Objective.
Go through each line of the records below and count those with the word "name"; give only the total.

Extracted data.
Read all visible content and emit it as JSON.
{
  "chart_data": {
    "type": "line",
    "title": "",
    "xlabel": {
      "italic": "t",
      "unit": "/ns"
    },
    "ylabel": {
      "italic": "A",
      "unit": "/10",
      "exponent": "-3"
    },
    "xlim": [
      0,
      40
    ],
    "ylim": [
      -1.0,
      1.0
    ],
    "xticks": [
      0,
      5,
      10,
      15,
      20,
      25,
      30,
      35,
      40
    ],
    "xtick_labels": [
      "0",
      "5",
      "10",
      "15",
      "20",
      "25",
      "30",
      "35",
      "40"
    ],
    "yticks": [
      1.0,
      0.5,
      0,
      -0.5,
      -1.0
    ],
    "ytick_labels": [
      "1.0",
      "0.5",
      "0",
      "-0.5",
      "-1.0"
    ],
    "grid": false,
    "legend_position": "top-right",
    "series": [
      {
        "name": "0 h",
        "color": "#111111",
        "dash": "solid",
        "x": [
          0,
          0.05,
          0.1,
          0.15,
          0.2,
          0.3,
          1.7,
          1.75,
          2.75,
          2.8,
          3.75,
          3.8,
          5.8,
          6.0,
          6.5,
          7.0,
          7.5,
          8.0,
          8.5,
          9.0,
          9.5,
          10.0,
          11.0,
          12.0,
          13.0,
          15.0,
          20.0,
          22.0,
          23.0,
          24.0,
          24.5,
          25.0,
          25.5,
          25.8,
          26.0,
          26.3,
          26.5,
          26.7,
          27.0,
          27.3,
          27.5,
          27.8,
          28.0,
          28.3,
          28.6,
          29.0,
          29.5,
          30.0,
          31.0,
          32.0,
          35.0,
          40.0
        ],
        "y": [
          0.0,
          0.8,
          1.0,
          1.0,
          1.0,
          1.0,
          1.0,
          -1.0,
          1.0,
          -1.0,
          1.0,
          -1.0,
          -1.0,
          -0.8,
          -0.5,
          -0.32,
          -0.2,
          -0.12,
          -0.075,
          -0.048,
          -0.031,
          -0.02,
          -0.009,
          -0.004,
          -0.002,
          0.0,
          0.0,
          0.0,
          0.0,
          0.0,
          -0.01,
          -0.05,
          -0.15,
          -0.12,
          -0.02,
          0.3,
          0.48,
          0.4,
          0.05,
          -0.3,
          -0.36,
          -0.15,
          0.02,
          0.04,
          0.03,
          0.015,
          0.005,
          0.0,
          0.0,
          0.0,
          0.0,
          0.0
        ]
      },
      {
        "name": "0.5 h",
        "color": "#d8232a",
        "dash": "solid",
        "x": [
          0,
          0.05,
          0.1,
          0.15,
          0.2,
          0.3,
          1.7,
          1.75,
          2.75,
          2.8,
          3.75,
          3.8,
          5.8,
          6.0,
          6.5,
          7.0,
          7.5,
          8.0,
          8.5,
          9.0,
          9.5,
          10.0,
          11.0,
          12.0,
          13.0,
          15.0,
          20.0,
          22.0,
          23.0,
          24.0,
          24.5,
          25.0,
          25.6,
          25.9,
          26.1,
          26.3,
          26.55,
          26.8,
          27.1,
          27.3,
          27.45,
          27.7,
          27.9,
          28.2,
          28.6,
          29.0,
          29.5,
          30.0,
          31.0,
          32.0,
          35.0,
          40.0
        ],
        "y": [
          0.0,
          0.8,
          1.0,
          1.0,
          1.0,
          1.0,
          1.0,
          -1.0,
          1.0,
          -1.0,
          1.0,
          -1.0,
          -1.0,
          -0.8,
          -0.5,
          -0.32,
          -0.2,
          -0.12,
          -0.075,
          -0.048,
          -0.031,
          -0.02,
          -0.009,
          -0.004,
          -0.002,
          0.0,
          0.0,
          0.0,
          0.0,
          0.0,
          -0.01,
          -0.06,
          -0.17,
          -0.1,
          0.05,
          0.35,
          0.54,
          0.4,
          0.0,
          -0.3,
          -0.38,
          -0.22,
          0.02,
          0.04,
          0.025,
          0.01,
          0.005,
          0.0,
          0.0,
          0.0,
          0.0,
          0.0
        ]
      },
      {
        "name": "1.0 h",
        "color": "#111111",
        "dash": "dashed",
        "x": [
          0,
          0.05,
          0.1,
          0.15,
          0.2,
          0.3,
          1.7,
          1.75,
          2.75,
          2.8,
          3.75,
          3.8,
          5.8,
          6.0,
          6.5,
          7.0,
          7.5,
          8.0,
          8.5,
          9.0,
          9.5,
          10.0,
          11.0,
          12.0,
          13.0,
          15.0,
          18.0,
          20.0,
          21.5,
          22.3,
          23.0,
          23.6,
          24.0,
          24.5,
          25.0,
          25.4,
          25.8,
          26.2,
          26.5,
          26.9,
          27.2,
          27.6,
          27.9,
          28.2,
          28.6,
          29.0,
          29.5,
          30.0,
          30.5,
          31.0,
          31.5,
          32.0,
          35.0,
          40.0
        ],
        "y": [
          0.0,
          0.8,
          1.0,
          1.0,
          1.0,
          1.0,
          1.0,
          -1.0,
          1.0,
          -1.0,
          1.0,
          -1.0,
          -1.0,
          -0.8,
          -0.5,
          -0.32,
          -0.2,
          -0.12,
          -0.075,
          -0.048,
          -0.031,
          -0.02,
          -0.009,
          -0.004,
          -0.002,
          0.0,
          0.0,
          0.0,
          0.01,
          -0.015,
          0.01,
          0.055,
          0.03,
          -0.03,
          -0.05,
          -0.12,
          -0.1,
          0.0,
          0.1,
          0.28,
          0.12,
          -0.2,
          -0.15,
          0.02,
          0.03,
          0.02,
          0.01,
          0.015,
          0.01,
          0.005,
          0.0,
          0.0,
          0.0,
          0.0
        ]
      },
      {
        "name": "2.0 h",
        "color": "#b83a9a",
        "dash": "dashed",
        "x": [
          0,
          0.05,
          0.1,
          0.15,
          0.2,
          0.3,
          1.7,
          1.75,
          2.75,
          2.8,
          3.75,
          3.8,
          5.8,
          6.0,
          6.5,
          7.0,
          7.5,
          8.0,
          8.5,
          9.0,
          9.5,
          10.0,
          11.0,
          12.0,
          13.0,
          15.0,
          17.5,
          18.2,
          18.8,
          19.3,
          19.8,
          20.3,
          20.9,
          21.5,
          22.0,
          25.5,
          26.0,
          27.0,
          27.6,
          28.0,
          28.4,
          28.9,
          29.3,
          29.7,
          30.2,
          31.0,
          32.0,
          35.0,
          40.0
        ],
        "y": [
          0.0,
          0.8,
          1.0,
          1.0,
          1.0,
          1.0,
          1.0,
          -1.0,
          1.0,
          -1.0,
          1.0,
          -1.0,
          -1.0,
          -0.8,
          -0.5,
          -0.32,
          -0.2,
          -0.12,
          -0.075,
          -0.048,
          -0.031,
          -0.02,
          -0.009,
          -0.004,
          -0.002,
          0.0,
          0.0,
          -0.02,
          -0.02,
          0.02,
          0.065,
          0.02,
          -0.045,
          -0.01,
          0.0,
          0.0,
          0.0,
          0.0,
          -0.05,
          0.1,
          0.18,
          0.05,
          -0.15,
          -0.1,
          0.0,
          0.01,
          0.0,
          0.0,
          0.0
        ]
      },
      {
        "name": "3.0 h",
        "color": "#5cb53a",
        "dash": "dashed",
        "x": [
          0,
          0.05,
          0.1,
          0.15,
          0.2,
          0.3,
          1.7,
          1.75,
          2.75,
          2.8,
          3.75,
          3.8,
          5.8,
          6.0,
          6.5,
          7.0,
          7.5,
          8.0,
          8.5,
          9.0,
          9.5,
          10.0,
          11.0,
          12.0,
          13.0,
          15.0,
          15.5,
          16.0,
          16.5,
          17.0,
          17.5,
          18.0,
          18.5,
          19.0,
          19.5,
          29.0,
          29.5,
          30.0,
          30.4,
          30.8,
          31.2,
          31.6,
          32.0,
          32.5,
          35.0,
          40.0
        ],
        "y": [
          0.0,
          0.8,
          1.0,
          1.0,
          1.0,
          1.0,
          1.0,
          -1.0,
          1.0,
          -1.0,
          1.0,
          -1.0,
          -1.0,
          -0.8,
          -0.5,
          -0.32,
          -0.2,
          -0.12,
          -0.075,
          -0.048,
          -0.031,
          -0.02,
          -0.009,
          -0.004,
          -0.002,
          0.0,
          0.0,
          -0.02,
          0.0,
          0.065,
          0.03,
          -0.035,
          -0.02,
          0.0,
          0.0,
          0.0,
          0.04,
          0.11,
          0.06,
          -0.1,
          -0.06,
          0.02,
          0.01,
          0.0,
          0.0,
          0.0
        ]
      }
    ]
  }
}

Problem solution.
5